[Dataset listings of figures]
- - - -

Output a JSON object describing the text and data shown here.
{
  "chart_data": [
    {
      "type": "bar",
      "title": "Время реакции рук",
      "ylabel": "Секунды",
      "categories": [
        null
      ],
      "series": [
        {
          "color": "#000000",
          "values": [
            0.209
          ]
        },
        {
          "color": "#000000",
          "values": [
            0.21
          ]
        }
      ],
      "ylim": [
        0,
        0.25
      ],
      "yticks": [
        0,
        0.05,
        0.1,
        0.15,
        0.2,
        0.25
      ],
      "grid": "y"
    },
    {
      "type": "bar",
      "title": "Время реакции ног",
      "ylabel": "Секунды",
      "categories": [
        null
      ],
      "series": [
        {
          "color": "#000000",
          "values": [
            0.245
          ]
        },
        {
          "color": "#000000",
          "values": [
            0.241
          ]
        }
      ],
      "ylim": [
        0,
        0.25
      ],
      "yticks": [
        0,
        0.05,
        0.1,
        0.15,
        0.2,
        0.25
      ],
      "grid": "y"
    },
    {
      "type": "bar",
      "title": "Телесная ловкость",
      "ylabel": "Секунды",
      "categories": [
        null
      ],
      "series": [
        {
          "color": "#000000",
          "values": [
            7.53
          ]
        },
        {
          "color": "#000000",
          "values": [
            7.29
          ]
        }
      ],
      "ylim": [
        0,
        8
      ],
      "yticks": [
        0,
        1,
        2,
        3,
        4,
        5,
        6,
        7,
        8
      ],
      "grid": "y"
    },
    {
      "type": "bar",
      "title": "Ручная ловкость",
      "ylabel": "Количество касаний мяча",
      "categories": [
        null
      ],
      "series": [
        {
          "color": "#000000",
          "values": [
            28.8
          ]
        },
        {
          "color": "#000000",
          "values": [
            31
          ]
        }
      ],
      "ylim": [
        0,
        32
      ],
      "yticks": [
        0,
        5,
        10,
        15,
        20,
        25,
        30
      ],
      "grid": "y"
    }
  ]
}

- - - -

Work to complete: Reproduce the material above without altering a single character.

Exercise response:
Output a JSON object describing the text and data shown here.
{
  "chart_data": [
    {
      "type": "bar",
      "title": "Время реакции рук",
      "ylabel": "Секунды",
      "categories": [
        null
      ],
      "series": [
        {
          "color": "#000000",
          "values": [
            0.209
          ]
        },
        {
          "color": "#000000",
          "values": [
            0.21
          ]
        }
      ],
      "ylim": [
        0,
        0.25
      ],
      "yticks": [
        0,
        0.05,
        0.1,
        0.15,
        0.2,
        0.25
      ],
      "grid": "y"
    },
    {
      "type": "bar",
      "title": "Время реакции ног",
      "ylabel": "Секунды",
      "categories": [
        null
      ],
      "series": [
        {
          "color": "#000000",
          "values": [
            0.245
          ]
        },
        {
          "color": "#000000",
          "values": [
            0.241
          ]
        }
      ],
      "ylim": [
        0,
        0.25
      ],
      "yticks": [
        0,
        0.05,
        0.1,
        0.15,
        0.2,
        0.25
      ],
      "grid": "y"
    },
    {
      "type": "bar",
      "title": "Телесная ловкость",
      "ylabel": "Секунды",
      "categories": [
        null
      ],
      "series": [
        {
          "color": "#000000",
          "values": [
            7.53
          ]
        },
        {
          "color": "#000000",
          "values": [
            7.29
          ]
        }
      ],
      "ylim": [
        0,
        8
      ],
      "yticks": [
        0,
        1,
        2,
        3,
        4,
        5,
        6,
        7,
        8
      ],
      "grid": "y"
    },
    {
      "type": "bar",
      "title": "Ручная ловкость",
      "ylabel": "Количество касаний мяча",
      "categories": [
        null
      ],
      "series": [
        {
          "color": "#000000",
          "values": [
            28.8
          ]
        },
        {
          "color": "#000000",
          "values": [
            31
          ]
        }
      ],
      "ylim": [
        0,
        32
      ],
      "yticks": [
        0,
        5,
        10,
        15,
        20,
        25,
        30
      ],
      "grid": "y"
    }
  ]
}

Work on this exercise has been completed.